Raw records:
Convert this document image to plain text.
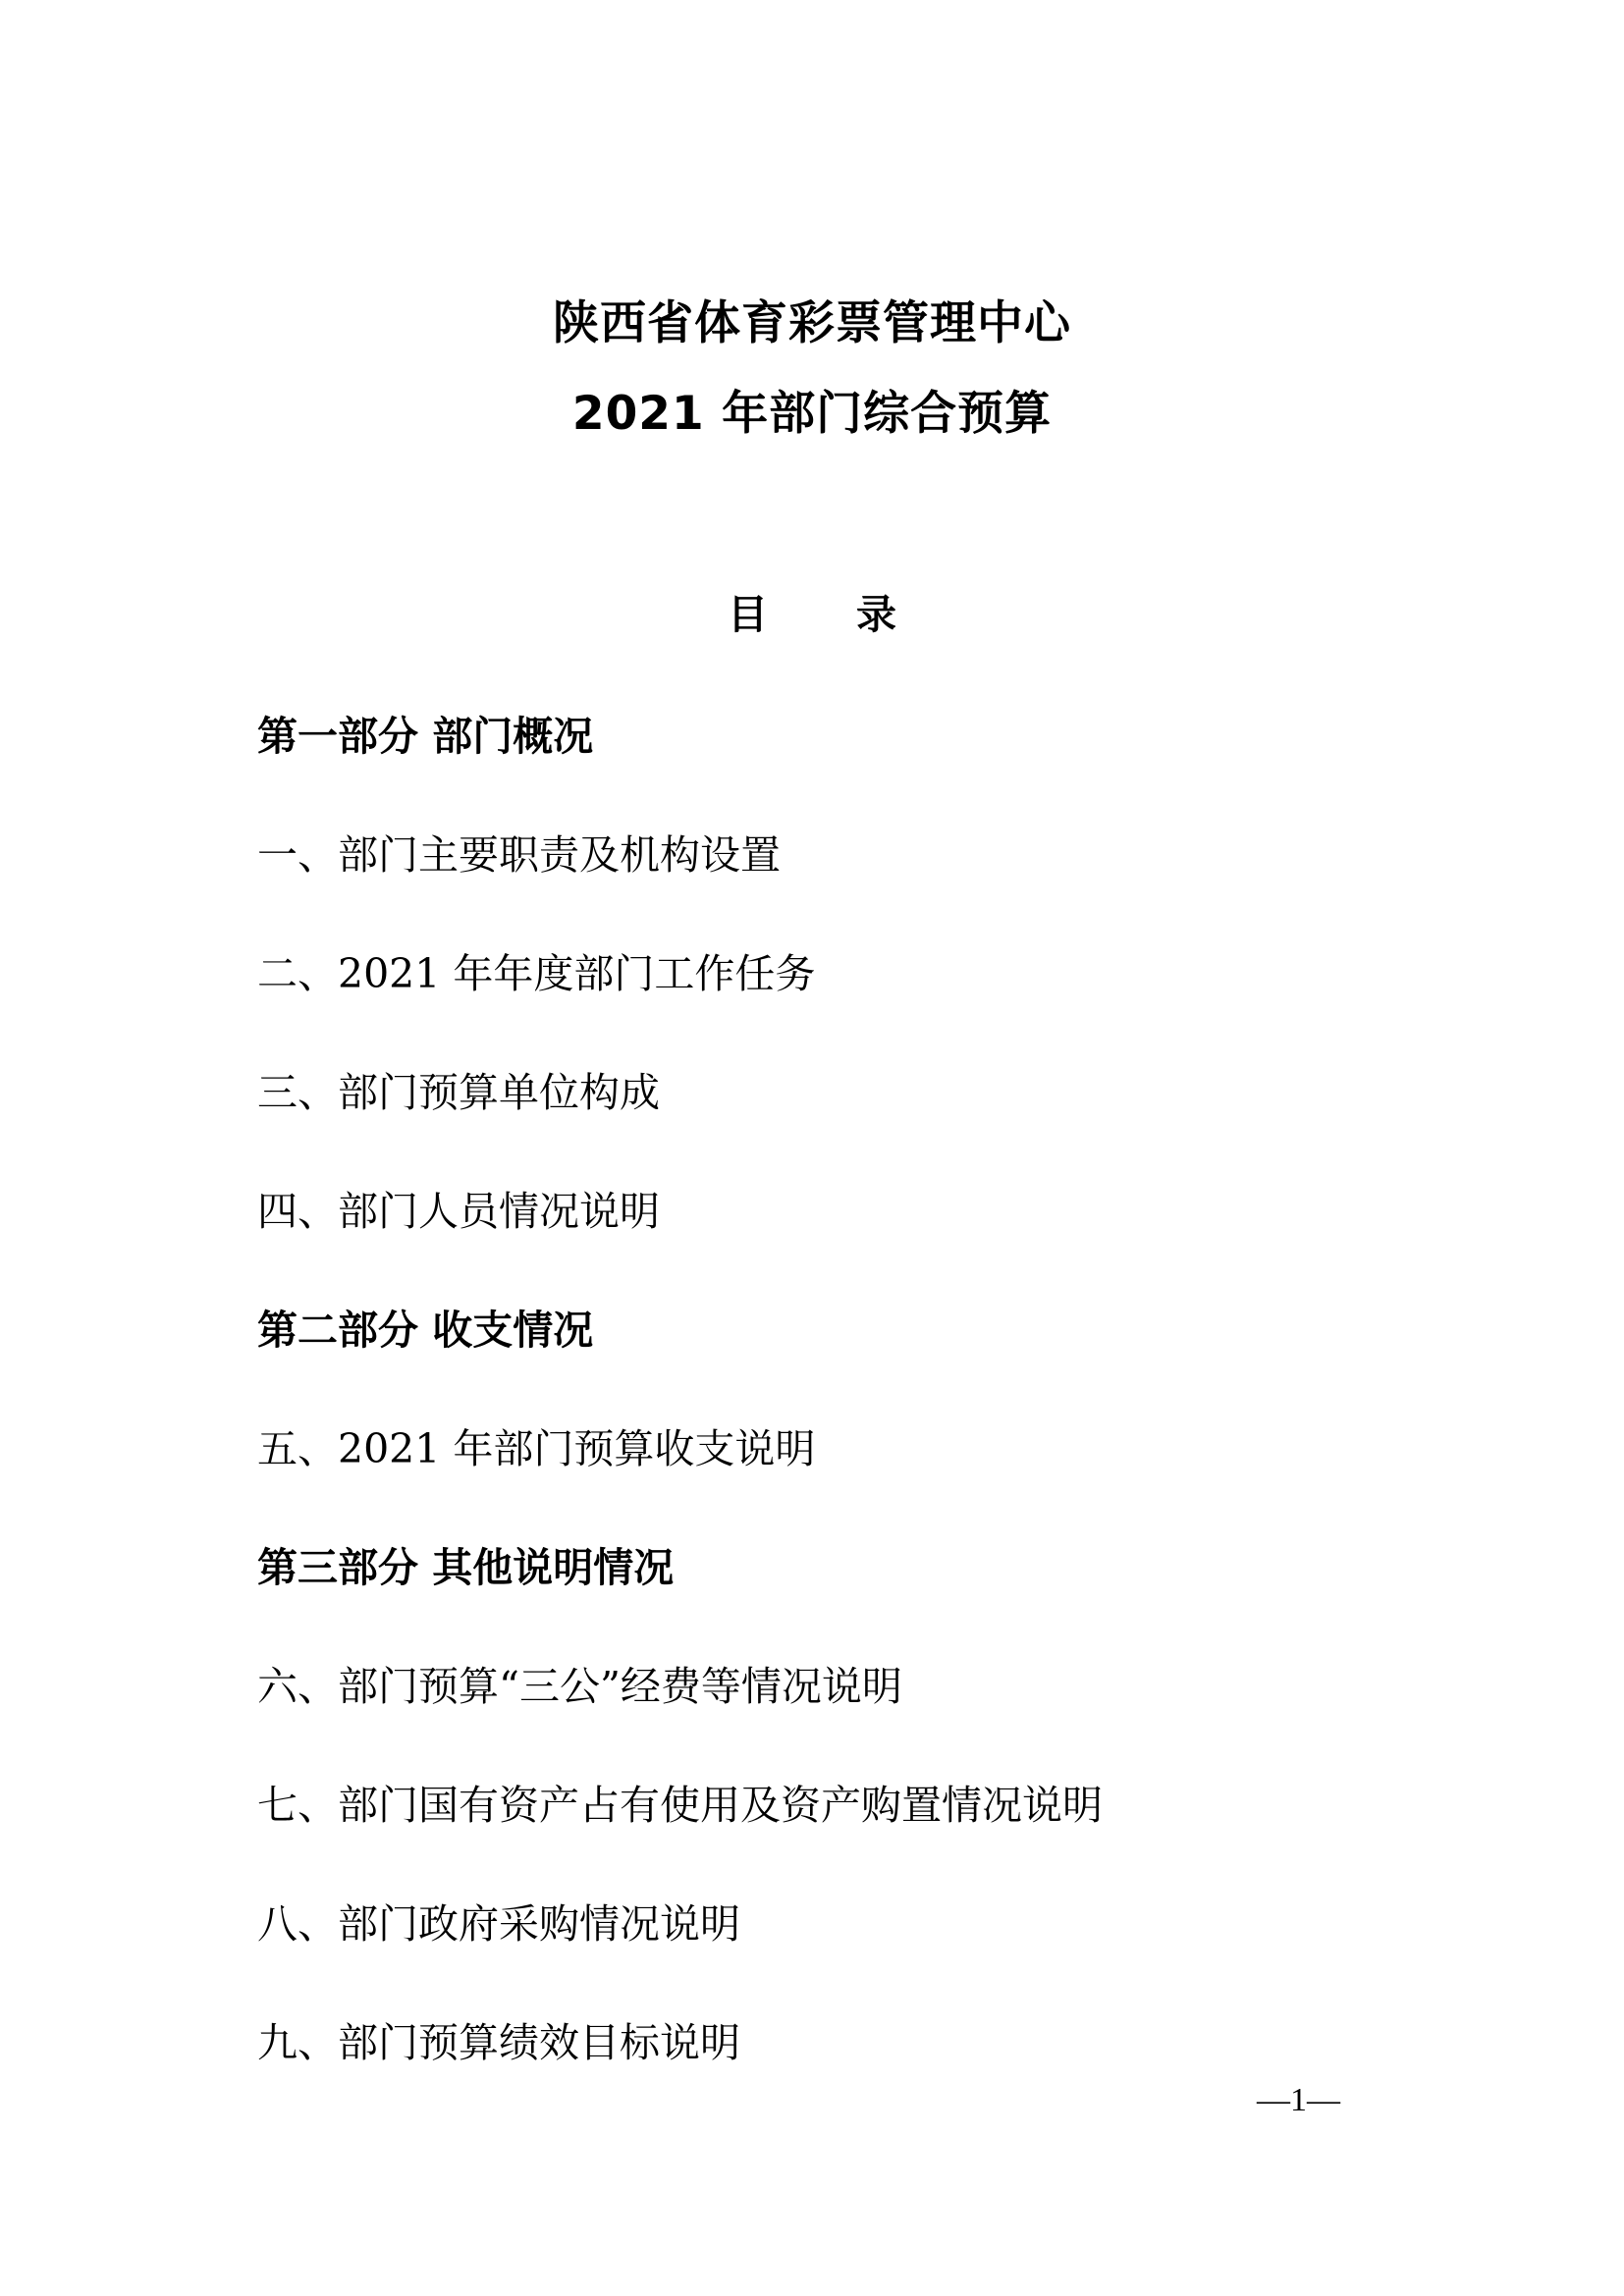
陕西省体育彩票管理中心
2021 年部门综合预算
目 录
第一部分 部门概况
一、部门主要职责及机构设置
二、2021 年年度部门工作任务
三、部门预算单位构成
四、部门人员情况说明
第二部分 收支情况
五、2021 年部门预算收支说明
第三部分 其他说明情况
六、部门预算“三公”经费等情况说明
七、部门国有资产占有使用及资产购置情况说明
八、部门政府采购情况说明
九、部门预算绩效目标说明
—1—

--

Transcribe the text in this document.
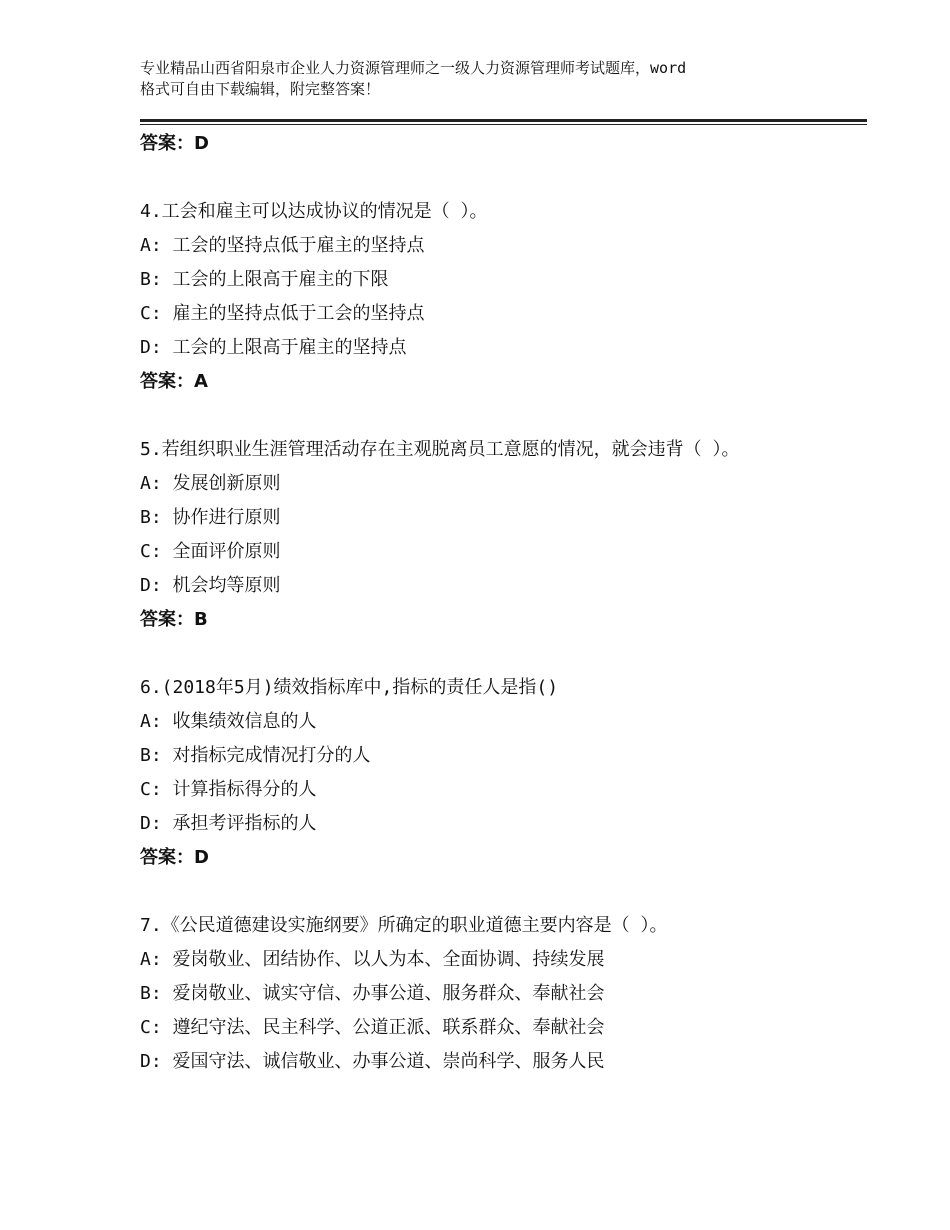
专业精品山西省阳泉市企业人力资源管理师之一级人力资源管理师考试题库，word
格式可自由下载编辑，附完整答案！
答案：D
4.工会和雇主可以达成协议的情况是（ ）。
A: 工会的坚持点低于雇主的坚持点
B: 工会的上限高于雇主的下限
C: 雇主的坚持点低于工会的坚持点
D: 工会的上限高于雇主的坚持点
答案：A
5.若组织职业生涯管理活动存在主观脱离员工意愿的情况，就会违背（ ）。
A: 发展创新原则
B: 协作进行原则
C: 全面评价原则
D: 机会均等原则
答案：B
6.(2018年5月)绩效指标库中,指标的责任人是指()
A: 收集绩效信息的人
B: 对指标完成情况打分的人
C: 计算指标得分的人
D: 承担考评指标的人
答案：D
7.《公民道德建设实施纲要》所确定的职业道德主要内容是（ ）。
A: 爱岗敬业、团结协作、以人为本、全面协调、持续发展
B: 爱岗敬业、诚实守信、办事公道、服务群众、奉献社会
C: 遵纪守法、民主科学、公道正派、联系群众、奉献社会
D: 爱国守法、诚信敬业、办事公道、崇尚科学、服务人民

==

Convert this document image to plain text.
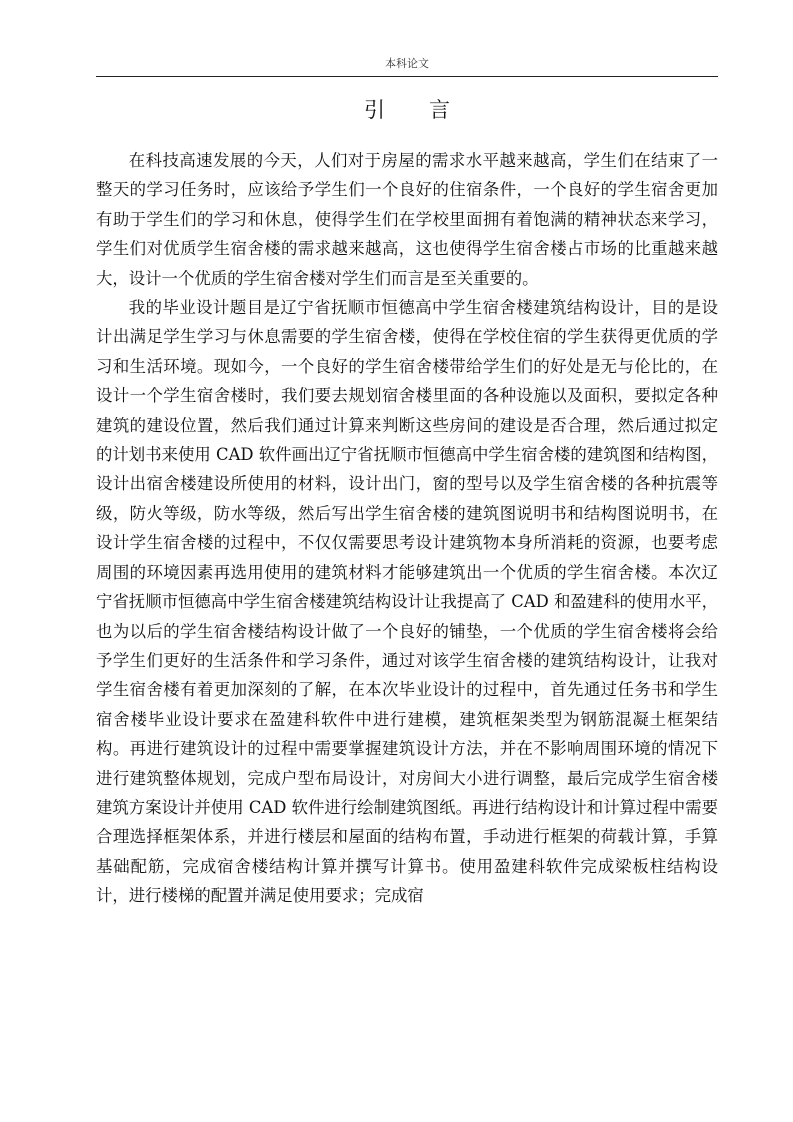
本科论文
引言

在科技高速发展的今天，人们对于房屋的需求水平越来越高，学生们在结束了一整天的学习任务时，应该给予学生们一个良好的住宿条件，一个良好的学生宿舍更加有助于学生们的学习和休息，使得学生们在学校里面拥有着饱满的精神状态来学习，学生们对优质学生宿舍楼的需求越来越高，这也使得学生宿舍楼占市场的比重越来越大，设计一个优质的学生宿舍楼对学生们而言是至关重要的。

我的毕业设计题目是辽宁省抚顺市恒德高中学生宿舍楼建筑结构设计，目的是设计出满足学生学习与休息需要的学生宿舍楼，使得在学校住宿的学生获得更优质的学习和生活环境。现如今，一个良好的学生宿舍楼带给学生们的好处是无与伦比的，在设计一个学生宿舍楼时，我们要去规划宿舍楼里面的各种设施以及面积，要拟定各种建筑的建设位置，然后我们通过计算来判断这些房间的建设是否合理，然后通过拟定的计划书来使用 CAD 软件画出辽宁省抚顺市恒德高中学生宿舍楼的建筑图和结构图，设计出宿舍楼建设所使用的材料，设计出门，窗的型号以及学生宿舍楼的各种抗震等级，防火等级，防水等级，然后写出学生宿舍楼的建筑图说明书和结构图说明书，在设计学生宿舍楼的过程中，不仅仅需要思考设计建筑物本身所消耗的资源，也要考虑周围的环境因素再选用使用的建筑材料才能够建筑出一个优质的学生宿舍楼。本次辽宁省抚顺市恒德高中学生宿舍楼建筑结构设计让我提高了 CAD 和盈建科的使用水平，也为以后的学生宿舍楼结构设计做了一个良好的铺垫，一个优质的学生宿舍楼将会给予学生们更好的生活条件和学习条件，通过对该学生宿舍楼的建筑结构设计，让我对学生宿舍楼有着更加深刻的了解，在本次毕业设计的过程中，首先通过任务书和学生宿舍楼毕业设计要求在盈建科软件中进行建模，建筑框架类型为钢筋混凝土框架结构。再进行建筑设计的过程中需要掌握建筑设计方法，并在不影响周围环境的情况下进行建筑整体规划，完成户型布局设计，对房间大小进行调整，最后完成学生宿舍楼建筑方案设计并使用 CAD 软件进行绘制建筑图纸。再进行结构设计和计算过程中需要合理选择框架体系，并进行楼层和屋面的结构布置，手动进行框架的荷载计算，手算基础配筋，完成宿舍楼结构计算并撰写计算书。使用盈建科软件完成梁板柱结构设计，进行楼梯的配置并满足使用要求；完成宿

→ WHAT YOU ARE ASKED TO DO: Copy each line of the entries that includes the word "办事公道".

→ RESULT FOR THIS TASK:
B: 爱岗敬业、诚实守信、办事公道、服务群众、奉献社会
D: 爱国守法、诚信敬业、办事公道、崇尚科学、服务人民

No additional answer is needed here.